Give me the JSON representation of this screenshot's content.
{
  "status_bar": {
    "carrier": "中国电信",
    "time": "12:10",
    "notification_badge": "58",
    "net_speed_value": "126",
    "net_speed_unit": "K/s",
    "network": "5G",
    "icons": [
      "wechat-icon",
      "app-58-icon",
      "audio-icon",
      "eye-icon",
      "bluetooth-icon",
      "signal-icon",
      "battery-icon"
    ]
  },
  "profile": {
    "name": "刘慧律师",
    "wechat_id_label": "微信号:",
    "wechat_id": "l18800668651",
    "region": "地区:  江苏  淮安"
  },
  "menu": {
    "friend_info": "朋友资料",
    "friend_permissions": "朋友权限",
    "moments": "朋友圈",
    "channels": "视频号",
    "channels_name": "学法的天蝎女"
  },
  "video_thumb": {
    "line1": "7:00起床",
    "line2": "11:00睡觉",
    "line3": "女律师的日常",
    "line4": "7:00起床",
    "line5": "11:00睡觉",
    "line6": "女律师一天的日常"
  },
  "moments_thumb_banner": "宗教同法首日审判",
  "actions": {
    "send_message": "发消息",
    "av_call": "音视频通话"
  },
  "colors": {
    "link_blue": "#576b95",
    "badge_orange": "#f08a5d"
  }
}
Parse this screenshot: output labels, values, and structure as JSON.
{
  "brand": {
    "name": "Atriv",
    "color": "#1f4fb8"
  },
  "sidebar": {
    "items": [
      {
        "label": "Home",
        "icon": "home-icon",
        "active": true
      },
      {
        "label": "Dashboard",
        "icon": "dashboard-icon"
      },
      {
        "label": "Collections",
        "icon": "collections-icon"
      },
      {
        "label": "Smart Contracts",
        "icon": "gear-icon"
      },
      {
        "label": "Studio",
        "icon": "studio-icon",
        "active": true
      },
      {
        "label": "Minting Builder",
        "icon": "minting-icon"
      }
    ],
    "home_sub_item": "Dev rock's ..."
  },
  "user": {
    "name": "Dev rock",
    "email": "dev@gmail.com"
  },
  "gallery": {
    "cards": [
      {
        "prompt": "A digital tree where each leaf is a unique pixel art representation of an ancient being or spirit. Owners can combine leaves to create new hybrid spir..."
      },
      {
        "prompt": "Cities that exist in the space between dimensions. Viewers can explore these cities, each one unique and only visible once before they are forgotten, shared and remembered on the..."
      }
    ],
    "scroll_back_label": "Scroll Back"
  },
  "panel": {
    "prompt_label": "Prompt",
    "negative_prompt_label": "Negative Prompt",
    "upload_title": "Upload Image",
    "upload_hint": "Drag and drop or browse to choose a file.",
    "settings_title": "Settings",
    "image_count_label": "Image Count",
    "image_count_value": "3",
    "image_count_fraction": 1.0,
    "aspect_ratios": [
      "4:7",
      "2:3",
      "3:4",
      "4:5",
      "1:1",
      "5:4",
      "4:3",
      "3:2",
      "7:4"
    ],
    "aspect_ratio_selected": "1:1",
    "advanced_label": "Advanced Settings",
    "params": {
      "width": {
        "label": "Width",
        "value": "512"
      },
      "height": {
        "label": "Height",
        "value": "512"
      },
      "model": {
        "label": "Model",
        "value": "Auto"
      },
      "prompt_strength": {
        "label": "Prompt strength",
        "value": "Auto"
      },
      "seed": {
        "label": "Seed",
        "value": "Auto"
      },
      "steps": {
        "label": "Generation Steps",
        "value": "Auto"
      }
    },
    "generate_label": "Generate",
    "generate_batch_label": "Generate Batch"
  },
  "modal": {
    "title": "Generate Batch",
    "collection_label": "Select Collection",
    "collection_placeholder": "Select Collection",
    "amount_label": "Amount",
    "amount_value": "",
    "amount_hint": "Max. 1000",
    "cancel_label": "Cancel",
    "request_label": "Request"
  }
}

------------------------

PROBLEM STATEMENT: Collect every line from the records above that contains the word "representation".

REPLY TO THE TASK:
Give me the JSON representation of this screenshot's content.
        "prompt": "A digital tree where each leaf is a unique pixel art representation of an ancient being or spirit. Owners can combine leaves to create new hybrid spir..."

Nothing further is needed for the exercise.